| Raw data |
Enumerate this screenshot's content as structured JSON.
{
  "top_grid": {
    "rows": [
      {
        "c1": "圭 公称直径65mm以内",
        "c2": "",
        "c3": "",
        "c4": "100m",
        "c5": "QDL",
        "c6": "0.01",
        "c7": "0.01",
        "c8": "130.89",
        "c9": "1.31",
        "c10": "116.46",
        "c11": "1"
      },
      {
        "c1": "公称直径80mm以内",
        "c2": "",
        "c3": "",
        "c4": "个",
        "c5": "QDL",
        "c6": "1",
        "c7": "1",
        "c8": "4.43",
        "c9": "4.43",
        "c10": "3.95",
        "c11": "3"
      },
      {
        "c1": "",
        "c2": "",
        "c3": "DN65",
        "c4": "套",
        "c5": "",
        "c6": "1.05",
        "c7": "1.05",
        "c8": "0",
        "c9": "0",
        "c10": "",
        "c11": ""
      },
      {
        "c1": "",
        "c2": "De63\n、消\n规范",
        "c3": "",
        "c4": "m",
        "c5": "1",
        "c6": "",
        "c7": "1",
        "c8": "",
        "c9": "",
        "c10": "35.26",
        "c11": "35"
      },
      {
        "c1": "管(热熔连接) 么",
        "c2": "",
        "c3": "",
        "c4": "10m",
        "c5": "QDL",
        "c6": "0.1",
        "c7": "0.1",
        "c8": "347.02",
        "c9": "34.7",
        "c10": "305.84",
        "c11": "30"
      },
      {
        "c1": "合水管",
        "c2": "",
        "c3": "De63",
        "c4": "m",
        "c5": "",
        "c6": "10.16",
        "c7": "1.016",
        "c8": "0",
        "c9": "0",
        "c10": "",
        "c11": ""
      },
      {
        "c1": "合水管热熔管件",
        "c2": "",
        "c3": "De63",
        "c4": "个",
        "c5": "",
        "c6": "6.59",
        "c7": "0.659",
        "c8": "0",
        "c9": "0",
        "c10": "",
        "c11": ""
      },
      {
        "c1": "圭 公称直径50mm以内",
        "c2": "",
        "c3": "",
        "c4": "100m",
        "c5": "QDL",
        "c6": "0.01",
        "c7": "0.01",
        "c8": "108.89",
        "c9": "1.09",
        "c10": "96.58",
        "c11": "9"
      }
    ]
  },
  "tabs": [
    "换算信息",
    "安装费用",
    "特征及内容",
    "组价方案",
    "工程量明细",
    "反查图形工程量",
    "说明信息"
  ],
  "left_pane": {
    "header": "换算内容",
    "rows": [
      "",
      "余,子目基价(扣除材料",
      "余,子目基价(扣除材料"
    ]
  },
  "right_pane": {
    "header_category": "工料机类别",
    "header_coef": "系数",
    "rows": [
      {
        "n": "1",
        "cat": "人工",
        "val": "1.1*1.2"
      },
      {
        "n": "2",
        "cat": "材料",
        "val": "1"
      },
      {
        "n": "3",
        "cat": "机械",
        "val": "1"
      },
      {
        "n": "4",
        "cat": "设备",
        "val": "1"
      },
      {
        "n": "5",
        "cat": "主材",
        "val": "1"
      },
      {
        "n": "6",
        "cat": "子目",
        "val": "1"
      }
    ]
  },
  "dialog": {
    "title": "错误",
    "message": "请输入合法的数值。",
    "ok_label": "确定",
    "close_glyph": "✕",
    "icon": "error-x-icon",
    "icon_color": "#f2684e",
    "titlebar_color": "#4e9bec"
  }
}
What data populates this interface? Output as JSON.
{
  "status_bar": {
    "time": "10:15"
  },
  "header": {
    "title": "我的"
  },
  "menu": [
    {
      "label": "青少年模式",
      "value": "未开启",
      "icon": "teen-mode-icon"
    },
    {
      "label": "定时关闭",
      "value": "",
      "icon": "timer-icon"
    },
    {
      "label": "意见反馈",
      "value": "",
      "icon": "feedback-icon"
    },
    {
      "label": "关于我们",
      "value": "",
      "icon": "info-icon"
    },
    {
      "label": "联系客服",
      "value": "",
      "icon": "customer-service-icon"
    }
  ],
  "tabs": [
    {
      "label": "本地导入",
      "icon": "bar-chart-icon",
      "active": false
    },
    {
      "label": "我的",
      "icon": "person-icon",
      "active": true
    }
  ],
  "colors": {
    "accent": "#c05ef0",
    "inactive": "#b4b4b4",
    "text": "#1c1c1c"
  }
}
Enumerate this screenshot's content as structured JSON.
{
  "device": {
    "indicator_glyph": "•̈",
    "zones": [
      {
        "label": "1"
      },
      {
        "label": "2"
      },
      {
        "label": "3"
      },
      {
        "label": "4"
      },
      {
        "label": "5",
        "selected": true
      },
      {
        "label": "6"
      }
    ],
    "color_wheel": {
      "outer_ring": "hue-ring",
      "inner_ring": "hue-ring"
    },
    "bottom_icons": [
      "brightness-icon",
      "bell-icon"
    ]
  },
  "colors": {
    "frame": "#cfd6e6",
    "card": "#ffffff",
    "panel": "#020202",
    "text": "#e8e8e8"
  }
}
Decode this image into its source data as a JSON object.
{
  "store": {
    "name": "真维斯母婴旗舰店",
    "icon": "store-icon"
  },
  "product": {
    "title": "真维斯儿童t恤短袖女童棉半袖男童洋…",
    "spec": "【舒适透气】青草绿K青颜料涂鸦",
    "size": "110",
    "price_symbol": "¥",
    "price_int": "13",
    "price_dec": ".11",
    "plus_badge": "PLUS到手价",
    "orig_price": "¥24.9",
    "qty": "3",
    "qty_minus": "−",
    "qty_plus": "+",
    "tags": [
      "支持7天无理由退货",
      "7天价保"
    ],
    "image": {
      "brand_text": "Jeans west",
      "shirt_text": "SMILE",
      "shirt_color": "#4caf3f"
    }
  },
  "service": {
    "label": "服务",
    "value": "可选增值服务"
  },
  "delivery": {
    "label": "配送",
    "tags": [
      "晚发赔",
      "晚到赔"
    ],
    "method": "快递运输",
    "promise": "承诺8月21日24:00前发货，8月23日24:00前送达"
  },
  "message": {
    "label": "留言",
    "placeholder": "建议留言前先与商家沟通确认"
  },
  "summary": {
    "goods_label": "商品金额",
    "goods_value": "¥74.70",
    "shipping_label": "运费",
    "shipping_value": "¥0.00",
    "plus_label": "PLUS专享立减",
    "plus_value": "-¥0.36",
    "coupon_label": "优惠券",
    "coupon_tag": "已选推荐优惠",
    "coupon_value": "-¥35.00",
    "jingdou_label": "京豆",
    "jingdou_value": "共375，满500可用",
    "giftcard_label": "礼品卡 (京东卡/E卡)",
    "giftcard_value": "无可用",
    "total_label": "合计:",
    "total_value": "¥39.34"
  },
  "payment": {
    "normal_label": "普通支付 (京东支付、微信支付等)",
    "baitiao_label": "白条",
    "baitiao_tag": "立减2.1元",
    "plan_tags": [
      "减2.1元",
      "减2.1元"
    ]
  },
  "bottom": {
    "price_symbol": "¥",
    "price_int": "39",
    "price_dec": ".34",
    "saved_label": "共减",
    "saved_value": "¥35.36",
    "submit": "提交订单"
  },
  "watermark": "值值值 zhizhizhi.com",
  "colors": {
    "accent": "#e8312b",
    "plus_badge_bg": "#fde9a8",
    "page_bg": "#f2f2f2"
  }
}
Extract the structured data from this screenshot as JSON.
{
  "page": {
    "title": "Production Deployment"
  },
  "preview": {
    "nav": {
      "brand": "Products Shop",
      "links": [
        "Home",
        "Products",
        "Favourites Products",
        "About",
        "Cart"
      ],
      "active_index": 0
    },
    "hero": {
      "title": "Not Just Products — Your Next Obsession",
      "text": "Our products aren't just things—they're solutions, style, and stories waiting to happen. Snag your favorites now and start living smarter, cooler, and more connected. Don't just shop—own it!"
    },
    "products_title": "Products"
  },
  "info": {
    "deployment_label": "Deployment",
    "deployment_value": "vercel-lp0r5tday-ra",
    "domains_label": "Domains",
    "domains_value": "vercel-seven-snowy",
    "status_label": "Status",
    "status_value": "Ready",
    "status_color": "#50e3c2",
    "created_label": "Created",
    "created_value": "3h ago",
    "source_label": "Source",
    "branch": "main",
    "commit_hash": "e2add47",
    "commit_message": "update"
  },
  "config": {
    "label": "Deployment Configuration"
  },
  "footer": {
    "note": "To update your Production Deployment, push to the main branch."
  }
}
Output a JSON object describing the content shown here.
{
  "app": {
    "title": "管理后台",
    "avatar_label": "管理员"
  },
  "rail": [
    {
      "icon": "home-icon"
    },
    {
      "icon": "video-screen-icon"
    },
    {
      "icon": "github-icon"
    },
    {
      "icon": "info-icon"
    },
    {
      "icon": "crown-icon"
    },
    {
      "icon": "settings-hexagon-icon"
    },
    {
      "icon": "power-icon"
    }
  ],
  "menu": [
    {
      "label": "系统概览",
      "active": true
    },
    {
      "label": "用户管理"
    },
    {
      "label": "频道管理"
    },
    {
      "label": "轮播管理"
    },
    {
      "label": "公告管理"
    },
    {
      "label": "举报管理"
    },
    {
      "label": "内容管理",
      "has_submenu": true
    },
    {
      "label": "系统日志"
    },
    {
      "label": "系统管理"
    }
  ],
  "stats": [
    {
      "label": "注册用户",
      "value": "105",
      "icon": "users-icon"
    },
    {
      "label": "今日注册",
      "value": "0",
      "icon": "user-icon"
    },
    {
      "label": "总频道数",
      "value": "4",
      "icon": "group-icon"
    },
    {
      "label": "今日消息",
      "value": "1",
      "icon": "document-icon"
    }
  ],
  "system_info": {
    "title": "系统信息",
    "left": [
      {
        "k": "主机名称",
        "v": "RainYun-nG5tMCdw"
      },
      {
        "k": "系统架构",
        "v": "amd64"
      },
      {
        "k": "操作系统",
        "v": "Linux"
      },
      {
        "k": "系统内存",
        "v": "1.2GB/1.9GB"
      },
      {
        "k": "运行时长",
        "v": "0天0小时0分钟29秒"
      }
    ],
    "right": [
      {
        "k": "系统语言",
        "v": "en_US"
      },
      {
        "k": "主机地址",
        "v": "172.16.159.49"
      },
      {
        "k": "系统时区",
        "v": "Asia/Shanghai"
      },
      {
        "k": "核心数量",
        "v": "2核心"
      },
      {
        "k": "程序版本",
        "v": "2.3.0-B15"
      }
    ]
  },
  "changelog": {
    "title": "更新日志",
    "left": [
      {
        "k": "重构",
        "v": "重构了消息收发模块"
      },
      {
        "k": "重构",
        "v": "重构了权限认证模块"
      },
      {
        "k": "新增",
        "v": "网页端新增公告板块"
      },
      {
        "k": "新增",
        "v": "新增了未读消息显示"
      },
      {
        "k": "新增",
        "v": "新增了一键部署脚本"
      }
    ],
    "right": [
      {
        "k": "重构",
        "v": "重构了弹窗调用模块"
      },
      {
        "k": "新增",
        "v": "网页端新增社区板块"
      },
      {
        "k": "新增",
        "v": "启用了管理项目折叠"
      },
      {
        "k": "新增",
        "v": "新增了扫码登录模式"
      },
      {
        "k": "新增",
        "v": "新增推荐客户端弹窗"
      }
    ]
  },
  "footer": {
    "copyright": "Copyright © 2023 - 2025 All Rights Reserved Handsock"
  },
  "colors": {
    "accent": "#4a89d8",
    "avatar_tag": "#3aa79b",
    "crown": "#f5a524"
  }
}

| Given task |
Find the lines above that contain the word "Output" and collect them.

| Expected answer |
What data populates this interface? Output as JSON.
Output a JSON object describing the content shown here.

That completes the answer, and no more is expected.